Work request >>
I'd like the data below restated word for word, with the pictures left out.

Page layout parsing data
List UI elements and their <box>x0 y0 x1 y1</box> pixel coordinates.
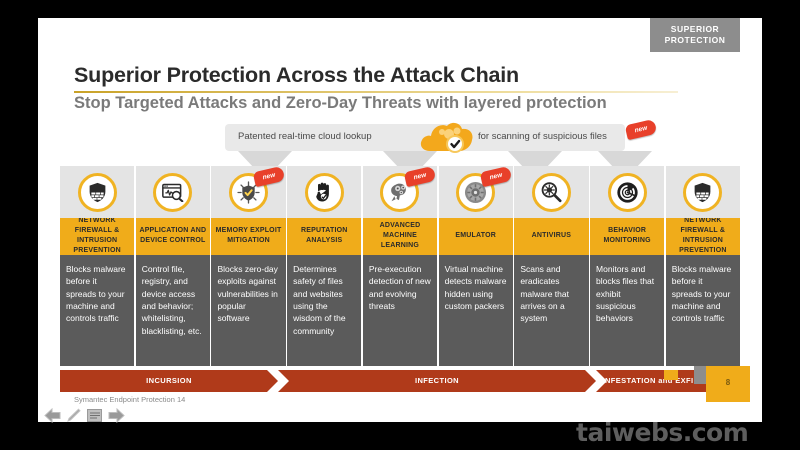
column-description: Pre-execution detection of new and evolv… <box>363 255 437 366</box>
page-number: 8 <box>706 378 750 387</box>
protection-layer-column[interactable]: REPUTATION ANALYSISDetermines safety of … <box>287 166 361 366</box>
title-divider <box>74 91 678 93</box>
funnel-arrow <box>598 151 652 167</box>
attack-phase: INFECTION <box>278 370 596 392</box>
funnel-arrow <box>383 151 437 167</box>
magnifier-virus-icon <box>532 173 571 212</box>
badge-line-1: SUPERIOR <box>671 24 719 35</box>
new-tag-icon: new <box>252 166 285 187</box>
banner-right-text: for scanning of suspicious files <box>478 131 607 142</box>
column-heading: ANTIVIRUS <box>514 218 588 255</box>
browser-search-icon <box>153 173 192 212</box>
new-tag-icon: new <box>625 119 658 140</box>
column-description: Scans and eradicates malware that arrive… <box>514 255 588 366</box>
pen-icon[interactable] <box>66 408 81 423</box>
column-heading: MEMORY EXPLOIT MITIGATION <box>211 218 285 255</box>
page-subtitle: Stop Targeted Attacks and Zero-Day Threa… <box>74 94 607 113</box>
column-heading: EMULATOR <box>439 218 513 255</box>
column-heading: BEHAVIOR MONITORING <box>590 218 664 255</box>
presentation-slide: SUPERIOR PROTECTION Superior Protection … <box>38 18 762 422</box>
new-tag-icon: new <box>404 166 437 187</box>
decoration-gray <box>694 366 706 384</box>
protection-layer-column[interactable]: newMEMORY EXPLOIT MITIGATIONBlocks zero-… <box>211 166 285 366</box>
protection-layer-column[interactable]: NETWORK FIREWALL & INTRUSION PREVENTIONB… <box>60 166 134 366</box>
protection-layer-column[interactable]: ANTIVIRUSScans and eradicates malware th… <box>514 166 588 366</box>
new-tag-icon: new <box>480 166 513 187</box>
column-icon-area <box>136 166 210 218</box>
forward-arrow-icon[interactable] <box>108 408 125 423</box>
protection-layer-column[interactable]: newADVANCED MACHINE LEARNINGPre-executio… <box>363 166 437 366</box>
viewer-navigation-bar <box>44 408 125 423</box>
banner-left-text: Patented real-time cloud lookup <box>238 131 372 142</box>
hand-stop-icon <box>305 173 344 212</box>
funnel-arrow <box>508 151 562 167</box>
column-icon-area: new <box>439 166 513 218</box>
page-title: Superior Protection Across the Attack Ch… <box>74 63 519 88</box>
menu-icon[interactable] <box>86 408 103 423</box>
column-heading: APPLICATION AND DEVICE CONTROL <box>136 218 210 255</box>
protection-layer-column[interactable]: APPLICATION AND DEVICE CONTROLControl fi… <box>136 166 210 366</box>
column-icon-area <box>666 166 740 218</box>
protection-layer-column[interactable]: BEHAVIOR MONITORINGMonitors and blocks f… <box>590 166 664 366</box>
watermark: taiwebs.com <box>576 418 748 447</box>
protection-layer-column[interactable]: NETWORK FIREWALL & INTRUSION PREVENTIONB… <box>666 166 740 366</box>
column-icon-area <box>590 166 664 218</box>
shield-firewall-icon <box>78 173 117 212</box>
protection-layer-columns: NETWORK FIREWALL & INTRUSION PREVENTIONB… <box>60 166 740 366</box>
column-description: Determines safety of files and websites … <box>287 255 361 366</box>
attack-chain-phase-bar: INCURSIONINFECTIONINFESTATION and EXFILT… <box>60 370 740 392</box>
column-heading: REPUTATION ANALYSIS <box>287 218 361 255</box>
protection-layer-column[interactable]: newEMULATORVirtual machine detects malwa… <box>439 166 513 366</box>
column-description: Virtual machine detects malware hidden u… <box>439 255 513 366</box>
column-heading: ADVANCED MACHINE LEARNING <box>363 218 437 255</box>
column-description: Monitors and blocks files that exhibit s… <box>590 255 664 366</box>
column-heading: NETWORK FIREWALL & INTRUSION PREVENTION <box>60 218 134 255</box>
column-icon-area <box>287 166 361 218</box>
shield-firewall-icon <box>683 173 722 212</box>
column-heading: NETWORK FIREWALL & INTRUSION PREVENTION <box>666 218 740 255</box>
attack-phase: INCURSION <box>60 370 278 392</box>
column-icon-area <box>60 166 134 218</box>
footer-product-label: Symantec Endpoint Protection 14 <box>74 395 185 404</box>
funnel-arrow <box>238 151 292 167</box>
badge-line-2: PROTECTION <box>665 35 726 46</box>
screenshot-frame: SUPERIOR PROTECTION Superior Protection … <box>0 0 800 450</box>
column-description: Blocks zero-day exploits against vulnera… <box>211 255 285 366</box>
status-badge: SUPERIOR PROTECTION <box>650 18 740 52</box>
radar-monitor-icon <box>608 173 647 212</box>
column-description: Blocks malware before it spreads to your… <box>60 255 134 366</box>
column-description: Blocks malware before it spreads to your… <box>666 255 740 366</box>
column-icon-area: new <box>211 166 285 218</box>
column-icon-area <box>514 166 588 218</box>
decoration-orange <box>664 370 678 380</box>
column-icon-area: new <box>363 166 437 218</box>
back-arrow-icon[interactable] <box>44 408 61 423</box>
column-description: Control file, registry, and device acces… <box>136 255 210 366</box>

Answer to this task >>
List UI elements and their <box>x0 y0 x1 y1</box> pixel coordinates.
column-description: Pre-execution detection of new and evolv… <box>363 255 437 366</box>
page-number: 8 <box>706 378 750 387</box>
protection-layer-column[interactable]: REPUTATION ANALYSISDetermines safety of … <box>287 166 361 366</box>
title-divider <box>74 91 678 93</box>
funnel-arrow <box>598 151 652 167</box>
attack-phase: INFECTION <box>278 370 596 392</box>
funnel-arrow <box>383 151 437 167</box>
magnifier-virus-icon <box>532 173 571 212</box>
badge-line-1: SUPERIOR <box>671 24 719 35</box>
new-tag-icon: new <box>252 166 285 187</box>
banner-right-text: for scanning of suspicious files <box>478 131 607 142</box>
column-heading: ANTIVIRUS <box>514 218 588 255</box>
browser-search-icon <box>153 173 192 212</box>
new-tag-icon: new <box>625 119 658 140</box>
column-description: Scans and eradicates malware that arrive… <box>514 255 588 366</box>
pen-icon[interactable] <box>66 408 81 423</box>
column-heading: MEMORY EXPLOIT MITIGATION <box>211 218 285 255</box>
page-subtitle: Stop Targeted Attacks and Zero-Day Threa… <box>74 94 607 113</box>
column-heading: EMULATOR <box>439 218 513 255</box>
column-heading: BEHAVIOR MONITORING <box>590 218 664 255</box>
presentation-slide: SUPERIOR PROTECTION Superior Protection … <box>38 18 762 422</box>
new-tag-icon: new <box>404 166 437 187</box>
decoration-gray <box>694 366 706 384</box>
protection-layer-column[interactable]: newMEMORY EXPLOIT MITIGATIONBlocks zero-… <box>211 166 285 366</box>
protection-layer-column[interactable]: NETWORK FIREWALL & INTRUSION PREVENTIONB… <box>60 166 134 366</box>
protection-layer-column[interactable]: ANTIVIRUSScans and eradicates malware th… <box>514 166 588 366</box>
new-tag-icon: new <box>480 166 513 187</box>
column-icon-area <box>136 166 210 218</box>
forward-arrow-icon[interactable] <box>108 408 125 423</box>
protection-layer-column[interactable]: newADVANCED MACHINE LEARNINGPre-executio… <box>363 166 437 366</box>
viewer-navigation-bar <box>44 408 125 423</box>
banner-left-text: Patented real-time cloud lookup <box>238 131 372 142</box>
hand-stop-icon <box>305 173 344 212</box>
funnel-arrow <box>508 151 562 167</box>
column-icon-area: new <box>439 166 513 218</box>
page-title: Superior Protection Across the Attack Ch… <box>74 63 519 88</box>
menu-icon[interactable] <box>86 408 103 423</box>
column-heading: APPLICATION AND DEVICE CONTROL <box>136 218 210 255</box>
protection-layer-column[interactable]: APPLICATION AND DEVICE CONTROLControl fi… <box>136 166 210 366</box>
column-icon-area <box>666 166 740 218</box>
protection-layer-column[interactable]: BEHAVIOR MONITORINGMonitors and blocks f… <box>590 166 664 366</box>
watermark: taiwebs.com <box>576 418 748 447</box>
protection-layer-column[interactable]: NETWORK FIREWALL & INTRUSION PREVENTIONB… <box>666 166 740 366</box>
column-icon-area <box>590 166 664 218</box>
shield-firewall-icon <box>78 173 117 212</box>
protection-layer-columns: NETWORK FIREWALL & INTRUSION PREVENTIONB… <box>60 166 740 366</box>
column-description: Determines safety of files and websites … <box>287 255 361 366</box>
attack-chain-phase-bar: INCURSIONINFECTIONINFESTATION and EXFILT… <box>60 370 740 392</box>
column-heading: REPUTATION ANALYSIS <box>287 218 361 255</box>
protection-layer-column[interactable]: newEMULATORVirtual machine detects malwa… <box>439 166 513 366</box>
column-description: Virtual machine detects malware hidden u… <box>439 255 513 366</box>
column-heading: ADVANCED MACHINE LEARNING <box>363 218 437 255</box>
column-description: Monitors and blocks files that exhibit s… <box>590 255 664 366</box>
column-heading: NETWORK FIREWALL & INTRUSION PREVENTION <box>60 218 134 255</box>
column-icon-area <box>287 166 361 218</box>
shield-firewall-icon <box>683 173 722 212</box>
column-heading: NETWORK FIREWALL & INTRUSION PREVENTION <box>666 218 740 255</box>
attack-phase: INCURSION <box>60 370 278 392</box>
column-icon-area <box>60 166 134 218</box>
footer-product-label: Symantec Endpoint Protection 14 <box>74 395 185 404</box>
funnel-arrow <box>238 151 292 167</box>
badge-line-2: PROTECTION <box>665 35 726 46</box>
screenshot-frame: SUPERIOR PROTECTION Superior Protection … <box>0 0 800 450</box>
column-description: Blocks zero-day exploits against vulnera… <box>211 255 285 366</box>
status-badge: SUPERIOR PROTECTION <box>650 18 740 52</box>
radar-monitor-icon <box>608 173 647 212</box>
column-description: Blocks malware before it spreads to your… <box>60 255 134 366</box>
column-description: Blocks malware before it spreads to your… <box>666 255 740 366</box>
column-icon-area: new <box>211 166 285 218</box>
column-icon-area <box>514 166 588 218</box>
decoration-orange <box>664 370 678 380</box>
column-icon-area: new <box>363 166 437 218</box>
back-arrow-icon[interactable] <box>44 408 61 423</box>
column-description: Control file, registry, and device acces… <box>136 255 210 366</box>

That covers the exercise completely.